■ Your objective ■
Below are the records; collect from them each line containing the string "screenshot".

─── Data

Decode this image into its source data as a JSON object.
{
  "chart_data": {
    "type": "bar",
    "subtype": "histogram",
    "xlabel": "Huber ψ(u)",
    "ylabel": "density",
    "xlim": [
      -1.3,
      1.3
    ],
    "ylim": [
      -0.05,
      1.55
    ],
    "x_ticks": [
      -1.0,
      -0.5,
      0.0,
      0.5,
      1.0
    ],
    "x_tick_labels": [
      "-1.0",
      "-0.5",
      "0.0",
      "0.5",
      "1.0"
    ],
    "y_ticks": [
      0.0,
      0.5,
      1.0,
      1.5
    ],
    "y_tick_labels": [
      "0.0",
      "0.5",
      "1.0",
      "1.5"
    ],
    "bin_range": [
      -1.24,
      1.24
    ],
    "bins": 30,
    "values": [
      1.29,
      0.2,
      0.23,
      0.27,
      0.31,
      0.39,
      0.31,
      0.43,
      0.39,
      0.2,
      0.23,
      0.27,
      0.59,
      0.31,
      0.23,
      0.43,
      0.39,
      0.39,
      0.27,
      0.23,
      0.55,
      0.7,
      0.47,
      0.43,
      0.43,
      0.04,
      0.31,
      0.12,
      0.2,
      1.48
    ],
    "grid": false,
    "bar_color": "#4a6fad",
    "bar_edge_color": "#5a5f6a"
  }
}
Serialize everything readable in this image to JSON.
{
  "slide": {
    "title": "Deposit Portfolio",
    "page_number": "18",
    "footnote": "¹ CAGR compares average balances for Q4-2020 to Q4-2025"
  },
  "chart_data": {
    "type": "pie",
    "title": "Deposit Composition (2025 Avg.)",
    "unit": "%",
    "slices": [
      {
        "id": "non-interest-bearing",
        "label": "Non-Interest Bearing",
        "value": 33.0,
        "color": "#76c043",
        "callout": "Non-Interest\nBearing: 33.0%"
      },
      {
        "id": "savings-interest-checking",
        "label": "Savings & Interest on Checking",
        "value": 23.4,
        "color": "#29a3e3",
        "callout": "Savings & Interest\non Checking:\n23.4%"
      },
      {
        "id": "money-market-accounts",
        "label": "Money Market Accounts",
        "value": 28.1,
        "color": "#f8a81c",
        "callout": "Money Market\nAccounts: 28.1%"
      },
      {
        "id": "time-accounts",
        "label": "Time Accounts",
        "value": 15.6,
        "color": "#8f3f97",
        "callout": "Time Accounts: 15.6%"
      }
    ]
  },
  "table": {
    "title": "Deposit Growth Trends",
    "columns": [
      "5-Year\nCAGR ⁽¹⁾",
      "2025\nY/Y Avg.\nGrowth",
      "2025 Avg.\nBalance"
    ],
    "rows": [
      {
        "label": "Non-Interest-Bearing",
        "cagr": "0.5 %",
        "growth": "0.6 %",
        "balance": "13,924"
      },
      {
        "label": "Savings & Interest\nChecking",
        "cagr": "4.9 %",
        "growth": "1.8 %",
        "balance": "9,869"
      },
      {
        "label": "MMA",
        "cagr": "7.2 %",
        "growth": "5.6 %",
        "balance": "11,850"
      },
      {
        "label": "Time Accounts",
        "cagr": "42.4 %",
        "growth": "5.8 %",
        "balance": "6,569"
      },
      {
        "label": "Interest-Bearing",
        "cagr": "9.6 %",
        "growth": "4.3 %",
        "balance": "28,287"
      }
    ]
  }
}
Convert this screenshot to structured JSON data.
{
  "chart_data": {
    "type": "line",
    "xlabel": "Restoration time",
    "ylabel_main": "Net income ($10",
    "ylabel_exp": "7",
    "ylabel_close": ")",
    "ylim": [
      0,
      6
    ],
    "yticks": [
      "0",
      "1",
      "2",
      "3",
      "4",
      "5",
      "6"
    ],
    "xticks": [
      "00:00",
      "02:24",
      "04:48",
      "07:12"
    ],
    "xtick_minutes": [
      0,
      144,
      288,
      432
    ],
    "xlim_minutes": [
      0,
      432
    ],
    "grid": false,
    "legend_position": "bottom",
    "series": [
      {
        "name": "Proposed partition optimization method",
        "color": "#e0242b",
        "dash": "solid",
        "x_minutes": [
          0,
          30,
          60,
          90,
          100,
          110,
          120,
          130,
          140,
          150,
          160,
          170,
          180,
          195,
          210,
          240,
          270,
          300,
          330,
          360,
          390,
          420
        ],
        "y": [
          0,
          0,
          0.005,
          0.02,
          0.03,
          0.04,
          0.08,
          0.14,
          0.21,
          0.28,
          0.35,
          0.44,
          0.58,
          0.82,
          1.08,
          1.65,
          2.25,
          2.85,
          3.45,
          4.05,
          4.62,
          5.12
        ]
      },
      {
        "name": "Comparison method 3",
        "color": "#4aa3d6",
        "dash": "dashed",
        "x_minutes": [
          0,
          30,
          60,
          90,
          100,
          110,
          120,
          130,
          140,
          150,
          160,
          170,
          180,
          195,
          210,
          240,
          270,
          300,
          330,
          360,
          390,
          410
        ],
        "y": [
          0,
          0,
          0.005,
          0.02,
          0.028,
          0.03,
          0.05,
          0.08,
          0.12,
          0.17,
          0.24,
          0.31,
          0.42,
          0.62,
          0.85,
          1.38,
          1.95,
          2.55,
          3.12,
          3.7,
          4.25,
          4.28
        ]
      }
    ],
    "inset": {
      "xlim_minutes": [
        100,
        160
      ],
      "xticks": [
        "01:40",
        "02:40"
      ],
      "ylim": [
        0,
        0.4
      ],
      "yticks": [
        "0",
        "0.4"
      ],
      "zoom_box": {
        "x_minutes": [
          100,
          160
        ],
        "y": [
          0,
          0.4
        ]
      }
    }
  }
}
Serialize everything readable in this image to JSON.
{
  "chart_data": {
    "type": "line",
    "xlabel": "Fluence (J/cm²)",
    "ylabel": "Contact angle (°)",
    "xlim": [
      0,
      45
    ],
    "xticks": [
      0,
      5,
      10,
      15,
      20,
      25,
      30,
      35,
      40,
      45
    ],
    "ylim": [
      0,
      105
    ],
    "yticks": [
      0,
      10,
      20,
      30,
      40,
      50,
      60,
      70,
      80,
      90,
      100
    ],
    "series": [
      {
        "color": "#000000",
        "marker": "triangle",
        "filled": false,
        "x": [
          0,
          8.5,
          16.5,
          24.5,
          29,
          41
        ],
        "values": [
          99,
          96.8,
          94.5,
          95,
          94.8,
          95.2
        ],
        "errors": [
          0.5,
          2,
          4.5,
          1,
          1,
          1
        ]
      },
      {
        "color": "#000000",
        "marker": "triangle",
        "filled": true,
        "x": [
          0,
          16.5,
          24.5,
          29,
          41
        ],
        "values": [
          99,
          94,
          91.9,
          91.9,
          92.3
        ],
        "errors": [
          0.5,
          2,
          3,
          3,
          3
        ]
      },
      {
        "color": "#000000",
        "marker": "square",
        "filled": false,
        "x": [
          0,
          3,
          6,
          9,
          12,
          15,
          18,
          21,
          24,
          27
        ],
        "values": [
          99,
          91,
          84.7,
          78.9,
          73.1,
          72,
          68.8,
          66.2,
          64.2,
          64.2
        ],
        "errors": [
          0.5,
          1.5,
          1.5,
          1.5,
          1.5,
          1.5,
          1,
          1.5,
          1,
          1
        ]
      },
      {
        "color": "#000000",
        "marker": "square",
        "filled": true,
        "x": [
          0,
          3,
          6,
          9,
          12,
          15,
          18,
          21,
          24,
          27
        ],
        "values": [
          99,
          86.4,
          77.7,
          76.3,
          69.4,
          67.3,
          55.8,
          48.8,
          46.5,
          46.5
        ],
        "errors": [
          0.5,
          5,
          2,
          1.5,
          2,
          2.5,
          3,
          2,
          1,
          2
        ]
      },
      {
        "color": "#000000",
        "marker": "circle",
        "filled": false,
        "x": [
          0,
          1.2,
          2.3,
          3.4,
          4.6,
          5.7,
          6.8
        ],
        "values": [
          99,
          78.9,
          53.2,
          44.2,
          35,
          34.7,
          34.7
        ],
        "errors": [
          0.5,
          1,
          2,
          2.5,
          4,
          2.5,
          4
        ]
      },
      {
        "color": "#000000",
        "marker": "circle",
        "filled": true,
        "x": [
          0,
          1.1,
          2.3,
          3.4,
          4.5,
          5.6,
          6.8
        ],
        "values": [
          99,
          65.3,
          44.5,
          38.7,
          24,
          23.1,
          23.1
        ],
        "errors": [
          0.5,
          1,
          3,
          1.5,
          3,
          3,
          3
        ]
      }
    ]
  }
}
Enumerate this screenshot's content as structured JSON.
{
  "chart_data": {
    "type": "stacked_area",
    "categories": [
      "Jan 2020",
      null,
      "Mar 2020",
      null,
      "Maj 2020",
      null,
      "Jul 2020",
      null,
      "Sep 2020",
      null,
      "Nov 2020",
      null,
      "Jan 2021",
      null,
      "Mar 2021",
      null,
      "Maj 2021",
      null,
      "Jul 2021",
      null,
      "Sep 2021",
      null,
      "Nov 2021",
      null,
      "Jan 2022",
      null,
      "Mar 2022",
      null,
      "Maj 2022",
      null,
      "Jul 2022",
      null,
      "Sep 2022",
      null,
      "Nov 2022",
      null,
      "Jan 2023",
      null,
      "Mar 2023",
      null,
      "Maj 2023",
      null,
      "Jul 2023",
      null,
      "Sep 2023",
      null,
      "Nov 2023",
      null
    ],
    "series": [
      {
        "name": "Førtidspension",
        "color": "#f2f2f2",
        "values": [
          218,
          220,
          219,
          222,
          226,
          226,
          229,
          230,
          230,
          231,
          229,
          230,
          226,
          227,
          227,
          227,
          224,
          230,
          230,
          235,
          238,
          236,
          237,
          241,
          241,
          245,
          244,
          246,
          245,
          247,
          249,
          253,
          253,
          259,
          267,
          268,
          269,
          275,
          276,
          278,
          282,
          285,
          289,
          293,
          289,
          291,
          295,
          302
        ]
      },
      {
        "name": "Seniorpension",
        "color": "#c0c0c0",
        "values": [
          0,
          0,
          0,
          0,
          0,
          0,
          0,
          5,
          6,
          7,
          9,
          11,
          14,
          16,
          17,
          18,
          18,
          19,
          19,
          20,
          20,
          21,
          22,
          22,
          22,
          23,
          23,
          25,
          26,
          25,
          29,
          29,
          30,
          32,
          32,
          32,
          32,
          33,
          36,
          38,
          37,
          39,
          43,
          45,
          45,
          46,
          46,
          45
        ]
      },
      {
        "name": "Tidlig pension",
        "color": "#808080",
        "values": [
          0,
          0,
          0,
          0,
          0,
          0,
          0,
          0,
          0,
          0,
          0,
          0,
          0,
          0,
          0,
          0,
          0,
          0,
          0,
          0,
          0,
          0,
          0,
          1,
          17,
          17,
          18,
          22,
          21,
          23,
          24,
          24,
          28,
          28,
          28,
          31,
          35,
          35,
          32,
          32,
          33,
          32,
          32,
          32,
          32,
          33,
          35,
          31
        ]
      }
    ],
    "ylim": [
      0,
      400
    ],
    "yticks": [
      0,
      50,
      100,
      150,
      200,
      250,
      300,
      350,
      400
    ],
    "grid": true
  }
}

──────

■ Expected output ■
Convert this screenshot to structured JSON data.
Enumerate this screenshot's content as structured JSON.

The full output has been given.